(Dataset records)

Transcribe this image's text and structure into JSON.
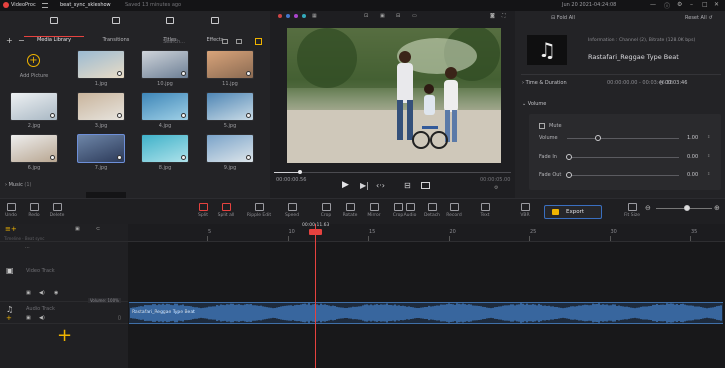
{
  "app": {
    "logo": "VideoProc",
    "project_name": "beat_sync_skleshow",
    "saved_status": "Saved 13 minutes ago",
    "datetime": "Jun 20 2021-04:24:08",
    "colors": {
      "accent": "#e6423f",
      "export": "#f0b400",
      "audio_wave": "#4a8fe0",
      "bg": "#1b1b1d"
    }
  },
  "media_tabs": [
    {
      "label": "Media Library",
      "icon": "media-library-icon",
      "active": true
    },
    {
      "label": "Transitions",
      "icon": "transitions-icon",
      "active": false
    },
    {
      "label": "Titles",
      "icon": "titles-icon",
      "active": false
    },
    {
      "label": "Effects",
      "icon": "effects-icon",
      "active": false
    }
  ],
  "media": {
    "search_placeholder": "Search...",
    "add_picture_label": "Add Picture",
    "thumbnails": [
      {
        "label": "1.jpg",
        "c1": "#9bbad2",
        "c2": "#e9dcc6"
      },
      {
        "label": "10.jpg",
        "c1": "#cfd4da",
        "c2": "#6d7f95"
      },
      {
        "label": "11.jpg",
        "c1": "#d9a47a",
        "c2": "#8a6a52"
      },
      {
        "label": "2.jpg",
        "c1": "#eef1f3",
        "c2": "#a9b8c4"
      },
      {
        "label": "3.jpg",
        "c1": "#c9b49c",
        "c2": "#e7e4de"
      },
      {
        "label": "4.jpg",
        "c1": "#3e86b8",
        "c2": "#9fd0e6"
      },
      {
        "label": "5.jpg",
        "c1": "#4f86b5",
        "c2": "#c9dbe6"
      },
      {
        "label": "6.jpg",
        "c1": "#eeeeee",
        "c2": "#b8a691"
      },
      {
        "label": "7.jpg",
        "c1": "#6e86a8",
        "c2": "#2c3a59"
      },
      {
        "label": "8.jpg",
        "c1": "#3fb1c9",
        "c2": "#aee2ea"
      },
      {
        "label": "9.jpg",
        "c1": "#7aa3c9",
        "c2": "#dde5ea"
      }
    ],
    "music_label": "Music",
    "music_count": "(1)"
  },
  "preview": {
    "current_time": "00:00:00.56",
    "total_time": "00:00:05.00",
    "progress": 0.11
  },
  "info": {
    "fold_all": "Fold All",
    "reset_all": "Reset All",
    "information": "Information : Channel (2), Bitrate (128.0K bps)",
    "track_title": "Rastafari_Reggae Type Beat",
    "time_duration_label": "Time & Duration",
    "time_range": "00:00:00.00 - 00:03:46.38",
    "duration": "00:03:46",
    "volume_section": "Volume",
    "mute_label": "Mute",
    "volume_label": "Volume",
    "volume_value": "1.00",
    "volume_level": 0.28,
    "fade_in_label": "Fade In",
    "fade_in_value": "0.00",
    "fade_out_label": "Fade Out",
    "fade_out_value": "0.00"
  },
  "toolbar": {
    "left": [
      "Undo",
      "Redo",
      "Delete"
    ],
    "middle": [
      "Split",
      "Split all",
      "Ripple Edit",
      "Speed",
      "Crop",
      "Rotate",
      "Mirror",
      "Crop",
      "Audio",
      "Detach",
      "Record",
      "Text"
    ],
    "vbr_label": "VBR",
    "export_label": "Export",
    "fit_size_label": "Fit Size",
    "zoom_level": 0.55
  },
  "timeline": {
    "playhead_time": "00:00:11.63",
    "ruler_ticks": [
      "5",
      "10",
      "15",
      "20",
      "25",
      "30",
      "35"
    ],
    "track_header_caption": "Timeline · Beat sync",
    "video_track_label": "Video Track",
    "audio_track_label": "Audio Track",
    "audio_clip_label": "Rastafari_Reggae Type Beat",
    "volume_badge": "Volume: 100%"
  }
}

• Directive
Write the listing out a second time exactly, dropping all images.

• Reply
Transcribe this image's text and structure into JSON.
{
  "app": {
    "logo": "VideoProc",
    "project_name": "beat_sync_skleshow",
    "saved_status": "Saved 13 minutes ago",
    "datetime": "Jun 20 2021-04:24:08",
    "colors": {
      "accent": "#e6423f",
      "export": "#f0b400",
      "audio_wave": "#4a8fe0",
      "bg": "#1b1b1d"
    }
  },
  "media_tabs": [
    {
      "label": "Media Library",
      "icon": "media-library-icon",
      "active": true
    },
    {
      "label": "Transitions",
      "icon": "transitions-icon",
      "active": false
    },
    {
      "label": "Titles",
      "icon": "titles-icon",
      "active": false
    },
    {
      "label": "Effects",
      "icon": "effects-icon",
      "active": false
    }
  ],
  "media": {
    "search_placeholder": "Search...",
    "add_picture_label": "Add Picture",
    "thumbnails": [
      {
        "label": "1.jpg",
        "c1": "#9bbad2",
        "c2": "#e9dcc6"
      },
      {
        "label": "10.jpg",
        "c1": "#cfd4da",
        "c2": "#6d7f95"
      },
      {
        "label": "11.jpg",
        "c1": "#d9a47a",
        "c2": "#8a6a52"
      },
      {
        "label": "2.jpg",
        "c1": "#eef1f3",
        "c2": "#a9b8c4"
      },
      {
        "label": "3.jpg",
        "c1": "#c9b49c",
        "c2": "#e7e4de"
      },
      {
        "label": "4.jpg",
        "c1": "#3e86b8",
        "c2": "#9fd0e6"
      },
      {
        "label": "5.jpg",
        "c1": "#4f86b5",
        "c2": "#c9dbe6"
      },
      {
        "label": "6.jpg",
        "c1": "#eeeeee",
        "c2": "#b8a691"
      },
      {
        "label": "7.jpg",
        "c1": "#6e86a8",
        "c2": "#2c3a59"
      },
      {
        "label": "8.jpg",
        "c1": "#3fb1c9",
        "c2": "#aee2ea"
      },
      {
        "label": "9.jpg",
        "c1": "#7aa3c9",
        "c2": "#dde5ea"
      }
    ],
    "music_label": "Music",
    "music_count": "(1)"
  },
  "preview": {
    "current_time": "00:00:00.56",
    "total_time": "00:00:05.00",
    "progress": 0.11
  },
  "info": {
    "fold_all": "Fold All",
    "reset_all": "Reset All",
    "information": "Information : Channel (2), Bitrate (128.0K bps)",
    "track_title": "Rastafari_Reggae Type Beat",
    "time_duration_label": "Time & Duration",
    "time_range": "00:00:00.00 - 00:03:46.38",
    "duration": "00:03:46",
    "volume_section": "Volume",
    "mute_label": "Mute",
    "volume_label": "Volume",
    "volume_value": "1.00",
    "volume_level": 0.28,
    "fade_in_label": "Fade In",
    "fade_in_value": "0.00",
    "fade_out_label": "Fade Out",
    "fade_out_value": "0.00"
  },
  "toolbar": {
    "left": [
      "Undo",
      "Redo",
      "Delete"
    ],
    "middle": [
      "Split",
      "Split all",
      "Ripple Edit",
      "Speed",
      "Crop",
      "Rotate",
      "Mirror",
      "Crop",
      "Audio",
      "Detach",
      "Record",
      "Text"
    ],
    "vbr_label": "VBR",
    "export_label": "Export",
    "fit_size_label": "Fit Size",
    "zoom_level": 0.55
  },
  "timeline": {
    "playhead_time": "00:00:11.63",
    "ruler_ticks": [
      "5",
      "10",
      "15",
      "20",
      "25",
      "30",
      "35"
    ],
    "track_header_caption": "Timeline · Beat sync",
    "video_track_label": "Video Track",
    "audio_track_label": "Audio Track",
    "audio_clip_label": "Rastafari_Reggae Type Beat",
    "volume_badge": "Volume: 100%"
  }
}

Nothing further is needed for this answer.